*PROBLEM TO SOLVE:* Every line that contains the word "pattern" should be copied.

*DATA ENTRIES:*
↓

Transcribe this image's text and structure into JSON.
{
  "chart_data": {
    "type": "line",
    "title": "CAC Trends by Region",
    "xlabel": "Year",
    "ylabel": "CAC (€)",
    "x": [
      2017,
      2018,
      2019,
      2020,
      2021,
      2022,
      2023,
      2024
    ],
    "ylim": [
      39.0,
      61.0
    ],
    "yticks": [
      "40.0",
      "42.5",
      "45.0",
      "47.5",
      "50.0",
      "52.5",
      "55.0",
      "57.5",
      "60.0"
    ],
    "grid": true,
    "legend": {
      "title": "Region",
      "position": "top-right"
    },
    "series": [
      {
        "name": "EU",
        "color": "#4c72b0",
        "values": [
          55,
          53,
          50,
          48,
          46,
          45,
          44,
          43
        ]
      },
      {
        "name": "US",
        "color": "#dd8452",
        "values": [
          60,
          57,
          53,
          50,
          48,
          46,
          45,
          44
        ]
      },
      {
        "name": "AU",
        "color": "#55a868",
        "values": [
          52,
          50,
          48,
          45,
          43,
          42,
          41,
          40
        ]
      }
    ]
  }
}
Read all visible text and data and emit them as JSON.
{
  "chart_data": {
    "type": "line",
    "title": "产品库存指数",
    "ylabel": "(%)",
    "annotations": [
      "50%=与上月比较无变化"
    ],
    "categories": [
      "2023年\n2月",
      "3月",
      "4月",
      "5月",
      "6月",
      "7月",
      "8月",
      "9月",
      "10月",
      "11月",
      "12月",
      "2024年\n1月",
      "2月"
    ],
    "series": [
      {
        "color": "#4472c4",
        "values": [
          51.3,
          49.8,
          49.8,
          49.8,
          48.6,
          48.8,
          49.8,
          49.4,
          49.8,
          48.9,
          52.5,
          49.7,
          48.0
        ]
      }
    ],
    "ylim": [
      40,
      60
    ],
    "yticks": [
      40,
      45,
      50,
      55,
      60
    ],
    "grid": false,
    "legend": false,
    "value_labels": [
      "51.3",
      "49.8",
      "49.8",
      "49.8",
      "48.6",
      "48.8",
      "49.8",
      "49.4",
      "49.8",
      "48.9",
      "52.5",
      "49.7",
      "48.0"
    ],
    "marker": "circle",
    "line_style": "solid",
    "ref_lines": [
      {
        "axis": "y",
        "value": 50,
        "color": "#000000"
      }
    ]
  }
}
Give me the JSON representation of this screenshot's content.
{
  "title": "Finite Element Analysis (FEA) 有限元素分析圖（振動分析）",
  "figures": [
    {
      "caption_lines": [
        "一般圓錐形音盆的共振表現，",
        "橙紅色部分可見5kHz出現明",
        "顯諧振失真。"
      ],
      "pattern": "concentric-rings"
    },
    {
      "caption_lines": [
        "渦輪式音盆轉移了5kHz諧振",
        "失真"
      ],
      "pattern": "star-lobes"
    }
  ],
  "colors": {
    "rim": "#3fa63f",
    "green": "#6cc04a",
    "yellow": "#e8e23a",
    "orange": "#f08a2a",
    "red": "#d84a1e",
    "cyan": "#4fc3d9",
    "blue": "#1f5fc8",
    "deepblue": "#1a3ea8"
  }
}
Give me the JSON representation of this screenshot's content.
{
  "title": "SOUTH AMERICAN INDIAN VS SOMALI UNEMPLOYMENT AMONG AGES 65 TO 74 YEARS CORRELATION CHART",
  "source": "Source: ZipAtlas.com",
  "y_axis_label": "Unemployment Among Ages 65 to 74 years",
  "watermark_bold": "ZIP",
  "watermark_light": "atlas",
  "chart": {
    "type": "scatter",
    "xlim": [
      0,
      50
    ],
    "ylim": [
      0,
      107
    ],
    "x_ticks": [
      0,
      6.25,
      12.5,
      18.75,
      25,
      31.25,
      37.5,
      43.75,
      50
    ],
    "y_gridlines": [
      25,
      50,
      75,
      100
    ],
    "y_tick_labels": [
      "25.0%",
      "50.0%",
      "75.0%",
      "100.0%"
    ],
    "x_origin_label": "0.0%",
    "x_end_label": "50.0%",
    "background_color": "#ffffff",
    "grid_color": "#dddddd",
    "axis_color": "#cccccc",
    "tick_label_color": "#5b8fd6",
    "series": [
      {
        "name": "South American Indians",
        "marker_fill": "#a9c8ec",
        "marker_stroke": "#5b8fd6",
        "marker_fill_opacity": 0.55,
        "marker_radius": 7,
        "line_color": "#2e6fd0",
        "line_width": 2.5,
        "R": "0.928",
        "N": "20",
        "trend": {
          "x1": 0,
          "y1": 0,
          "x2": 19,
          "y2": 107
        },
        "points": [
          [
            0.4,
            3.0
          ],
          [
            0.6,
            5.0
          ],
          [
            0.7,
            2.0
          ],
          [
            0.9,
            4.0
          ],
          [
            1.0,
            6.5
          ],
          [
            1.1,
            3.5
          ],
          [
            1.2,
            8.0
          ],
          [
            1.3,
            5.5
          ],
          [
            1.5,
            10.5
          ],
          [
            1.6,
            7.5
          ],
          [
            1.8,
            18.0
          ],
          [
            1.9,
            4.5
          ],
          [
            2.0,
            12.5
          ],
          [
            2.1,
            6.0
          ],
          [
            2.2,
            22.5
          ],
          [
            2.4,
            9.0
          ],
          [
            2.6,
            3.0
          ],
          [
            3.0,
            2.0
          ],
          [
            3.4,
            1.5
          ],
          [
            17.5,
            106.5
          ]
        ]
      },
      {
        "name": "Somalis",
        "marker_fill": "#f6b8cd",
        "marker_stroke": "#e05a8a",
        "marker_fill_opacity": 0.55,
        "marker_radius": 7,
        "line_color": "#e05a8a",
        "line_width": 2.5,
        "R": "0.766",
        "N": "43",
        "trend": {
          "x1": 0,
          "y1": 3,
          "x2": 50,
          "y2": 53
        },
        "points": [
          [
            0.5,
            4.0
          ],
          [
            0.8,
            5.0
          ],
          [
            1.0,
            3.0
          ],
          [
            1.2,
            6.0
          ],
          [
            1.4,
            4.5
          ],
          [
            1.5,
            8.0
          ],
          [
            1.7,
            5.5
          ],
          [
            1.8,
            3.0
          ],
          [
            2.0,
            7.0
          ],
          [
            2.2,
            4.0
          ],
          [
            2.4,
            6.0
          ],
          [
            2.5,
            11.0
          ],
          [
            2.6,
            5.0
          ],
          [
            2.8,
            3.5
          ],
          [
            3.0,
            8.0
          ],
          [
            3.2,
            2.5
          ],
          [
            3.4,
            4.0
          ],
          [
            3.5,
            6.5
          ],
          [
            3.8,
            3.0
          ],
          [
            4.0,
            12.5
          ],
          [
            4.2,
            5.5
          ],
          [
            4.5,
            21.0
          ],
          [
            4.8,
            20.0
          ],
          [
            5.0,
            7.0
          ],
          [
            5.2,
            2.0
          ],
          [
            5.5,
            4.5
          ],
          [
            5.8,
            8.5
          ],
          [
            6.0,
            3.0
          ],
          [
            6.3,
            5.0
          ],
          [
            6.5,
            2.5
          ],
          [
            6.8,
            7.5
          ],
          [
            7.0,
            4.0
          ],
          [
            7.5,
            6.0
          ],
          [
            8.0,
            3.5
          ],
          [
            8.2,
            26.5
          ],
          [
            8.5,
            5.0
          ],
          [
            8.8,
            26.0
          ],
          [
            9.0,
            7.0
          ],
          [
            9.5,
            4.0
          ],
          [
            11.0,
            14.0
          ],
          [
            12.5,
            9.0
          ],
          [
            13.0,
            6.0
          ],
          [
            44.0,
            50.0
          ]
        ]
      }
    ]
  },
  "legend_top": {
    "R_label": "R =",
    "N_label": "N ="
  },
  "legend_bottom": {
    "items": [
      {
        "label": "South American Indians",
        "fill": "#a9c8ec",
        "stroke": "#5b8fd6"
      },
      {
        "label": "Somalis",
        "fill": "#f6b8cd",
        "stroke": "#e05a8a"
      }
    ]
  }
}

↑

*TASK OUTPUT:*
      "pattern": "concentric-rings"
      "pattern": "star-lobes"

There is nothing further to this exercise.